What is needed:
Return all the entries exactly, keeping pictures out.
##########
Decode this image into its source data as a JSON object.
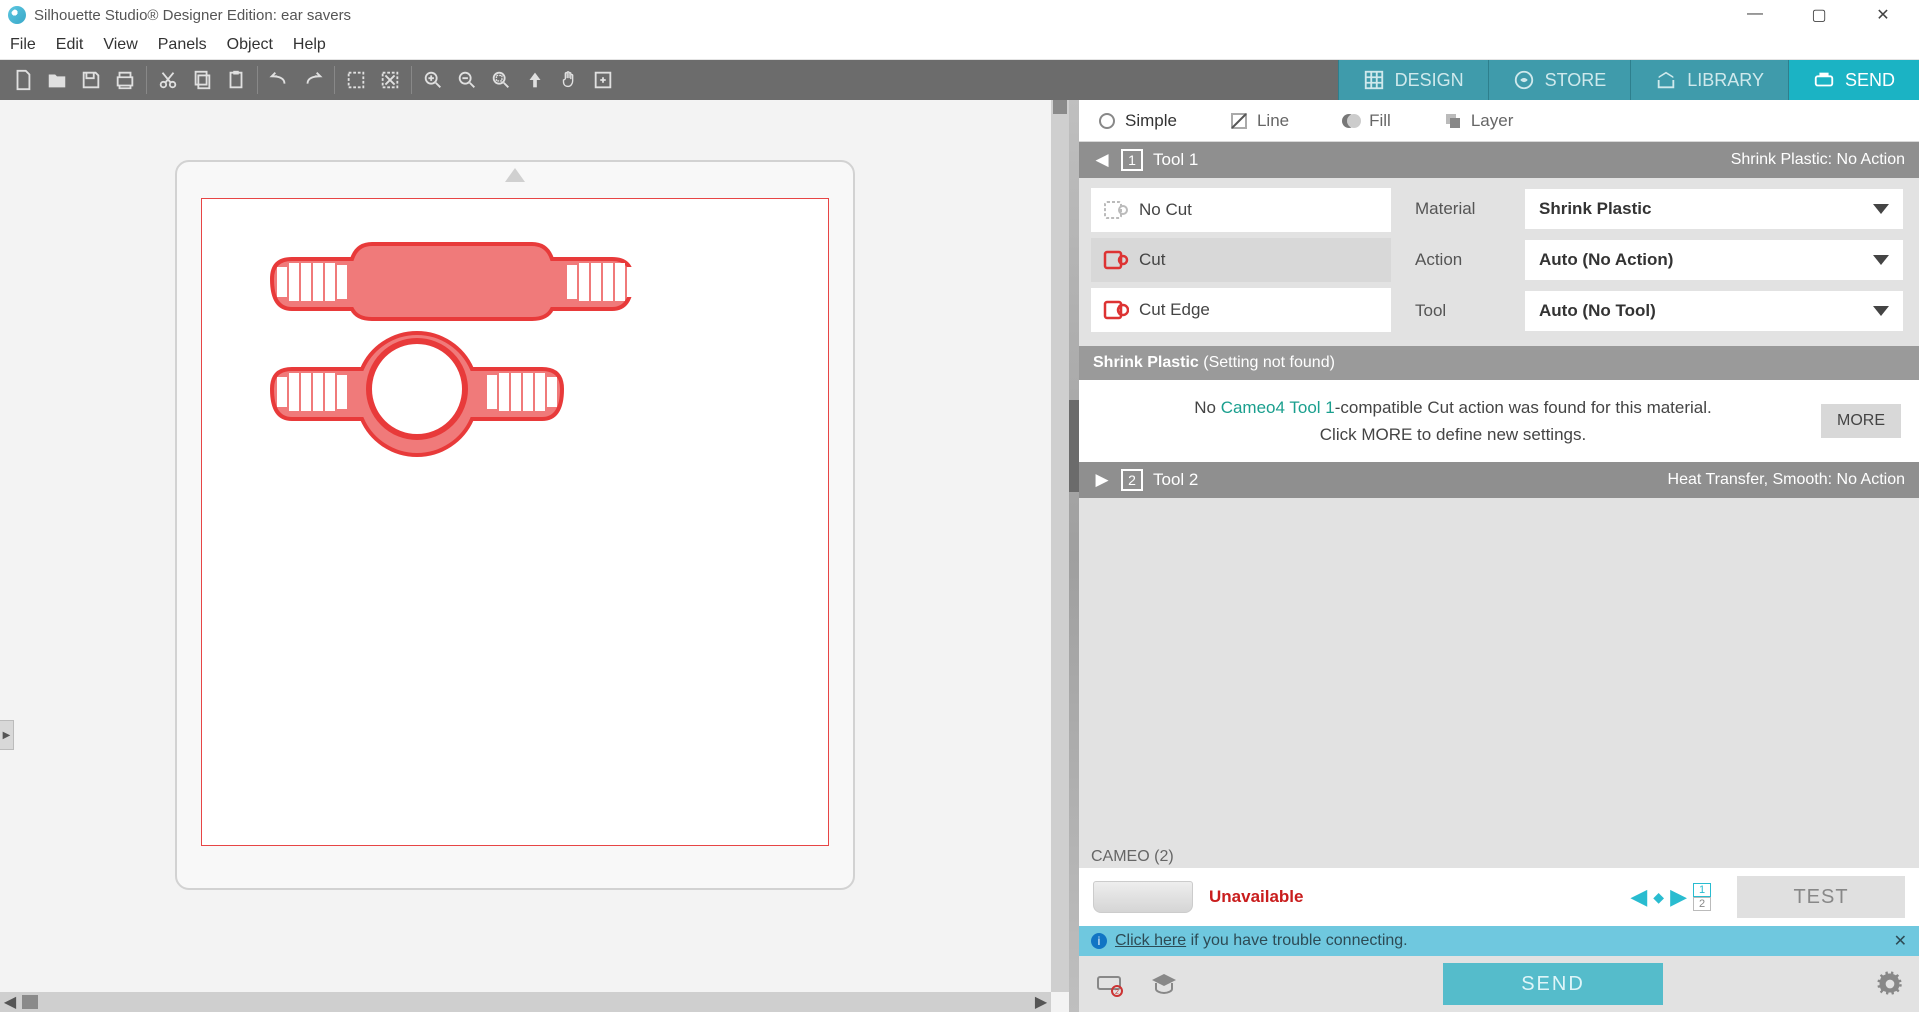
{
  "titlebar": {
    "app_title": "Silhouette Studio® Designer Edition: ear savers",
    "minimize": "—",
    "maximize": "▢",
    "close": "✕"
  },
  "menubar": [
    "File",
    "Edit",
    "View",
    "Panels",
    "Object",
    "Help"
  ],
  "maintabs": {
    "design": "DESIGN",
    "store": "STORE",
    "library": "LIBRARY",
    "send": "SEND"
  },
  "subtabs": {
    "simple": "Simple",
    "line": "Line",
    "fill": "Fill",
    "layer": "Layer"
  },
  "tool1": {
    "header_label": "Tool 1",
    "header_num": "1",
    "right_label": "Shrink Plastic: No Action",
    "options": {
      "nocut": "No Cut",
      "cut": "Cut",
      "cutedge": "Cut Edge"
    },
    "labels": {
      "material": "Material",
      "action": "Action",
      "tool": "Tool"
    },
    "values": {
      "material": "Shrink Plastic",
      "action": "Auto (No Action)",
      "tool": "Auto (No Tool)"
    },
    "banner_bold": "Shrink Plastic",
    "banner_rest": " (Setting not found)",
    "info_pre": "No ",
    "info_green": "Cameo4 Tool 1",
    "info_post": "-compatible Cut action was found for this material.",
    "info_line2": "Click MORE to define new settings.",
    "more": "MORE"
  },
  "tool2": {
    "header_label": "Tool 2",
    "header_num": "2",
    "right_label": "Heat Transfer, Smooth: No Action"
  },
  "machine": {
    "name": "CAMEO (2)",
    "status": "Unavailable",
    "n1": "1",
    "n2": "2",
    "test": "TEST"
  },
  "helpbar": {
    "link": "Click here",
    "rest": " if you have trouble connecting.",
    "close": "✕"
  },
  "bottom": {
    "send": "SEND"
  }
}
##########
Answer for this exercise:
Decode this image into its source data as a JSON object.
{
  "titlebar": {
    "app_title": "Silhouette Studio® Designer Edition: ear savers",
    "minimize": "—",
    "maximize": "▢",
    "close": "✕"
  },
  "menubar": [
    "File",
    "Edit",
    "View",
    "Panels",
    "Object",
    "Help"
  ],
  "maintabs": {
    "design": "DESIGN",
    "store": "STORE",
    "library": "LIBRARY",
    "send": "SEND"
  },
  "subtabs": {
    "simple": "Simple",
    "line": "Line",
    "fill": "Fill",
    "layer": "Layer"
  },
  "tool1": {
    "header_label": "Tool 1",
    "header_num": "1",
    "right_label": "Shrink Plastic: No Action",
    "options": {
      "nocut": "No Cut",
      "cut": "Cut",
      "cutedge": "Cut Edge"
    },
    "labels": {
      "material": "Material",
      "action": "Action",
      "tool": "Tool"
    },
    "values": {
      "material": "Shrink Plastic",
      "action": "Auto (No Action)",
      "tool": "Auto (No Tool)"
    },
    "banner_bold": "Shrink Plastic",
    "banner_rest": " (Setting not found)",
    "info_pre": "No ",
    "info_green": "Cameo4 Tool 1",
    "info_post": "-compatible Cut action was found for this material.",
    "info_line2": "Click MORE to define new settings.",
    "more": "MORE"
  },
  "tool2": {
    "header_label": "Tool 2",
    "header_num": "2",
    "right_label": "Heat Transfer, Smooth: No Action"
  },
  "machine": {
    "name": "CAMEO (2)",
    "status": "Unavailable",
    "n1": "1",
    "n2": "2",
    "test": "TEST"
  },
  "helpbar": {
    "link": "Click here",
    "rest": " if you have trouble connecting.",
    "close": "✕"
  },
  "bottom": {
    "send": "SEND"
  }
}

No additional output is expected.